Requirement. Reproduce the data exactly and drop any pictures it holds.

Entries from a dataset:
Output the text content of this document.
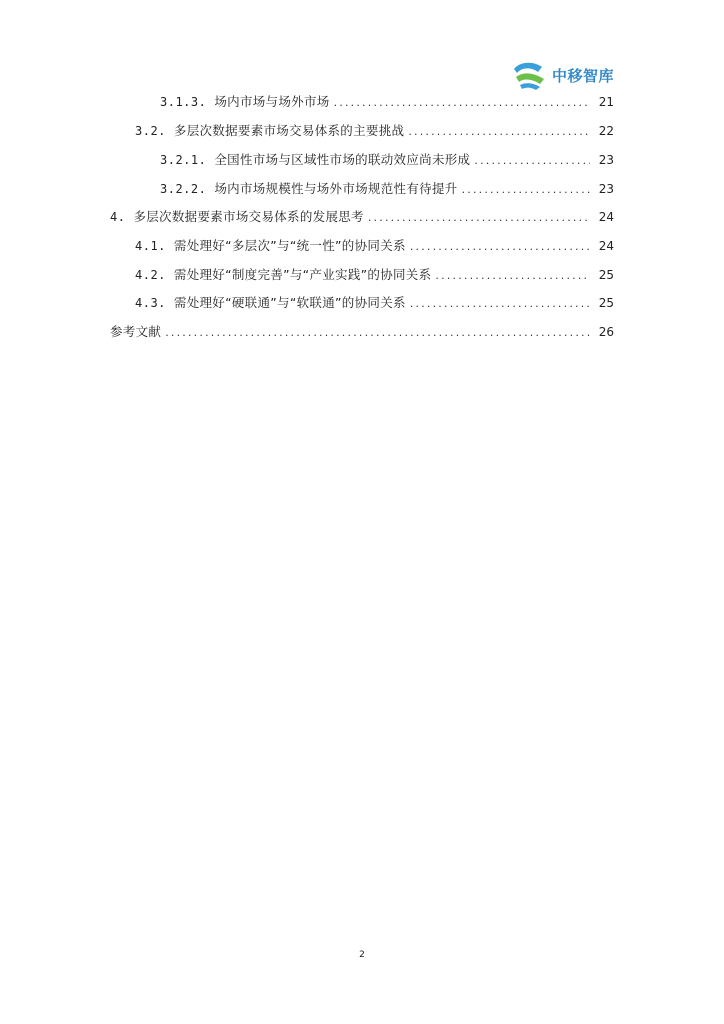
中移智库
3.1.3. 场内市场与场外市场 .....	21
3.2. 多层次数据要素市场交易体系的主要挑战 .....	22
3.2.1. 全国性市场与区域性市场的联动效应尚未形成 .....	23
3.2.2. 场内市场规模性与场外市场规范性有待提升 .....	23
4. 多层次数据要素市场交易体系的发展思考 .....	24
4.1. 需处理好“多层次”与“统一性”的协同关系 .....	24
4.2. 需处理好“制度完善”与“产业实践”的协同关系 .....	25
4.3. 需处理好“硬联通”与“软联通”的协同关系 .....	25
参考文献 .....	26
2
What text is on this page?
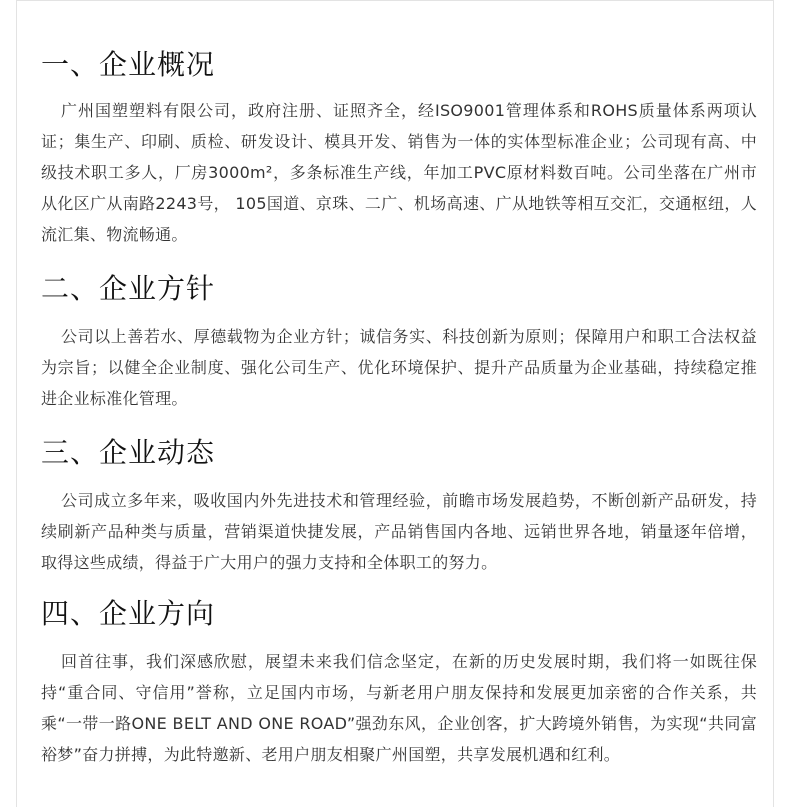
一、企业概况

广州国塑塑料有限公司，政府注册、证照齐全，经ISO9001管理体系和ROHS质量体系两项认证；集生产、印刷、质检、研发设计、模具开发、销售为一体的实体型标准企业；公司现有高、中级技术职工多人，厂房3000m²，多条标准生产线，年加工PVC原材料数百吨。公司坐落在广州市从化区广从南路2243号， 105国道、京珠、二广、机场高速、广从地铁等相互交汇，交通枢纽，人流汇集、物流畅通。

二、企业方针

公司以上善若水、厚德载物为企业方针；诚信务实、科技创新为原则；保障用户和职工合法权益为宗旨；以健全企业制度、强化公司生产、优化环境保护、提升产品质量为企业基础，持续稳定推进企业标准化管理。

三、企业动态

公司成立多年来，吸收国内外先进技术和管理经验，前瞻市场发展趋势，不断创新产品研发，持续刷新产品种类与质量，营销渠道快捷发展，产品销售国内各地、远销世界各地，销量逐年倍增，取得这些成绩，得益于广大用户的强力支持和全体职工的努力。

四、企业方向

回首往事，我们深感欣慰，展望未来我们信念坚定，在新的历史发展时期，我们将一如既往保持“重合同、守信用”誉称，立足国内市场，与新老用户朋友保持和发展更加亲密的合作关系，共乘“一带一路ONE BELT AND ONE ROAD”强劲东风，企业创客，扩大跨境外销售，为实现“共同富裕梦”奋力拼搏，为此特邀新、老用户朋友相聚广州国塑，共享发展机遇和红利。
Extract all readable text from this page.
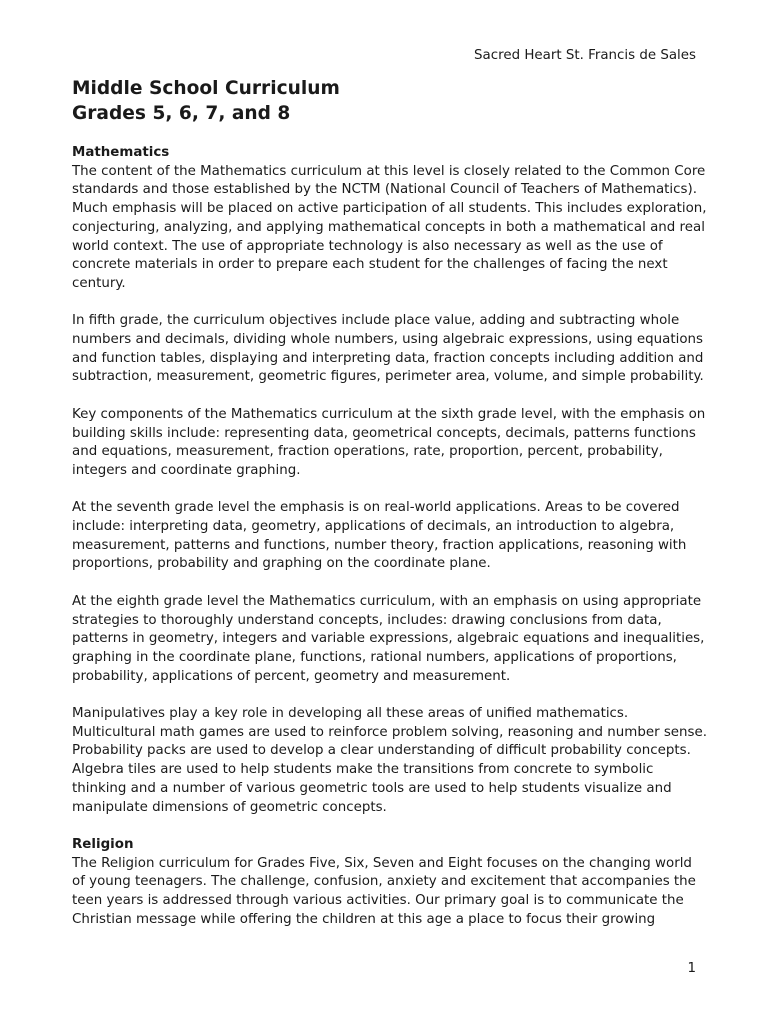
Sacred Heart St. Francis de Sales
Middle School Curriculum
Grades 5, 6, 7, and 8
Mathematics

The content of the Mathematics curriculum at this level is closely related to the Common Core standards and those established by the NCTM (National Council of Teachers of Mathematics). Much emphasis will be placed on active participation of all students. This includes exploration, conjecturing, analyzing, and applying mathematical concepts in both a mathematical and real world context. The use of appropriate technology is also necessary as well as the use of concrete materials in order to prepare each student for the challenges of facing the next century.

In fifth grade, the curriculum objectives include place value, adding and subtracting whole numbers and decimals, dividing whole numbers, using algebraic expressions, using equations and function tables, displaying and interpreting data, fraction concepts including addition and subtraction, measurement, geometric figures, perimeter area, volume, and simple probability.

Key components of the Mathematics curriculum at the sixth grade level, with the emphasis on building skills include: representing data, geometrical concepts, decimals, patterns functions and equations, measurement, fraction operations, rate, proportion, percent, probability, integers and coordinate graphing.

At the seventh grade level the emphasis is on real-world applications. Areas to be covered include: interpreting data, geometry, applications of decimals, an introduction to algebra, measurement, patterns and functions, number theory, fraction applications, reasoning with proportions, probability and graphing on the coordinate plane.

At the eighth grade level the Mathematics curriculum, with an emphasis on using appropriate strategies to thoroughly understand concepts, includes: drawing conclusions from data, patterns in geometry, integers and variable expressions, algebraic equations and inequalities, graphing in the coordinate plane, functions, rational numbers, applications of proportions, probability, applications of percent, geometry and measurement.

Manipulatives play a key role in developing all these areas of unified mathematics. Multicultural math games are used to reinforce problem solving, reasoning and number sense. Probability packs are used to develop a clear understanding of difficult probability concepts. Algebra tiles are used to help students make the transitions from concrete to symbolic thinking and a number of various geometric tools are used to help students visualize and manipulate dimensions of geometric concepts.

Religion

The Religion curriculum for Grades Five, Six, Seven and Eight focuses on the changing world of young teenagers. The challenge, confusion, anxiety and excitement that accompanies the teen years is addressed through various activities. Our primary goal is to communicate the Christian message while offering the children at this age a place to focus their growing

1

Result of the task.
Output the text content of this document.
中移智库
3.1.3. 场内市场与场外市场 .....	21
3.2. 多层次数据要素市场交易体系的主要挑战 .....	22
3.2.1. 全国性市场与区域性市场的联动效应尚未形成 .....	23
3.2.2. 场内市场规模性与场外市场规范性有待提升 .....	23
4. 多层次数据要素市场交易体系的发展思考 .....	24
4.1. 需处理好“多层次”与“统一性”的协同关系 .....	24
4.2. 需处理好“制度完善”与“产业实践”的协同关系 .....	25
4.3. 需处理好“硬联通”与“软联通”的协同关系 .....	25
参考文献 .....	26
2
What text is on this page?
一、企业概况

广州国塑塑料有限公司，政府注册、证照齐全，经ISO9001管理体系和ROHS质量体系两项认证；集生产、印刷、质检、研发设计、模具开发、销售为一体的实体型标准企业；公司现有高、中级技术职工多人，厂房3000m²，多条标准生产线，年加工PVC原材料数百吨。公司坐落在广州市从化区广从南路2243号， 105国道、京珠、二广、机场高速、广从地铁等相互交汇，交通枢纽，人流汇集、物流畅通。

二、企业方针

公司以上善若水、厚德载物为企业方针；诚信务实、科技创新为原则；保障用户和职工合法权益为宗旨；以健全企业制度、强化公司生产、优化环境保护、提升产品质量为企业基础，持续稳定推进企业标准化管理。

三、企业动态

公司成立多年来，吸收国内外先进技术和管理经验，前瞻市场发展趋势，不断创新产品研发，持续刷新产品种类与质量，营销渠道快捷发展，产品销售国内各地、远销世界各地，销量逐年倍增，取得这些成绩，得益于广大用户的强力支持和全体职工的努力。

四、企业方向

回首往事，我们深感欣慰，展望未来我们信念坚定，在新的历史发展时期，我们将一如既往保持“重合同、守信用”誉称，立足国内市场，与新老用户朋友保持和发展更加亲密的合作关系，共乘“一带一路ONE BELT AND ONE ROAD”强劲东风，企业创客，扩大跨境外销售，为实现“共同富裕梦”奋力拼搏，为此特邀新、老用户朋友相聚广州国塑，共享发展机遇和红利。
Extract all readable text from this page.
Sacred Heart St. Francis de Sales
Middle School Curriculum
Grades 5, 6, 7, and 8
Mathematics

The content of the Mathematics curriculum at this level is closely related to the Common Core standards and those established by the NCTM (National Council of Teachers of Mathematics). Much emphasis will be placed on active participation of all students. This includes exploration, conjecturing, analyzing, and applying mathematical concepts in both a mathematical and real world context. The use of appropriate technology is also necessary as well as the use of concrete materials in order to prepare each student for the challenges of facing the next century.

In fifth grade, the curriculum objectives include place value, adding and subtracting whole numbers and decimals, dividing whole numbers, using algebraic expressions, using equations and function tables, displaying and interpreting data, fraction concepts including addition and subtraction, measurement, geometric figures, perimeter area, volume, and simple probability.

Key components of the Mathematics curriculum at the sixth grade level, with the emphasis on building skills include: representing data, geometrical concepts, decimals, patterns functions and equations, measurement, fraction operations, rate, proportion, percent, probability, integers and coordinate graphing.

At the seventh grade level the emphasis is on real-world applications. Areas to be covered include: interpreting data, geometry, applications of decimals, an introduction to algebra, measurement, patterns and functions, number theory, fraction applications, reasoning with proportions, probability and graphing on the coordinate plane.

At the eighth grade level the Mathematics curriculum, with an emphasis on using appropriate strategies to thoroughly understand concepts, includes: drawing conclusions from data, patterns in geometry, integers and variable expressions, algebraic equations and inequalities, graphing in the coordinate plane, functions, rational numbers, applications of proportions, probability, applications of percent, geometry and measurement.

Manipulatives play a key role in developing all these areas of unified mathematics. Multicultural math games are used to reinforce problem solving, reasoning and number sense. Probability packs are used to develop a clear understanding of difficult probability concepts. Algebra tiles are used to help students make the transitions from concrete to symbolic thinking and a number of various geometric tools are used to help students visualize and manipulate dimensions of geometric concepts.

Religion

The Religion curriculum for Grades Five, Six, Seven and Eight focuses on the changing world of young teenagers. The challenge, confusion, anxiety and excitement that accompanies the teen years is addressed through various activities. Our primary goal is to communicate the Christian message while offering the children at this age a place to focus their growing

1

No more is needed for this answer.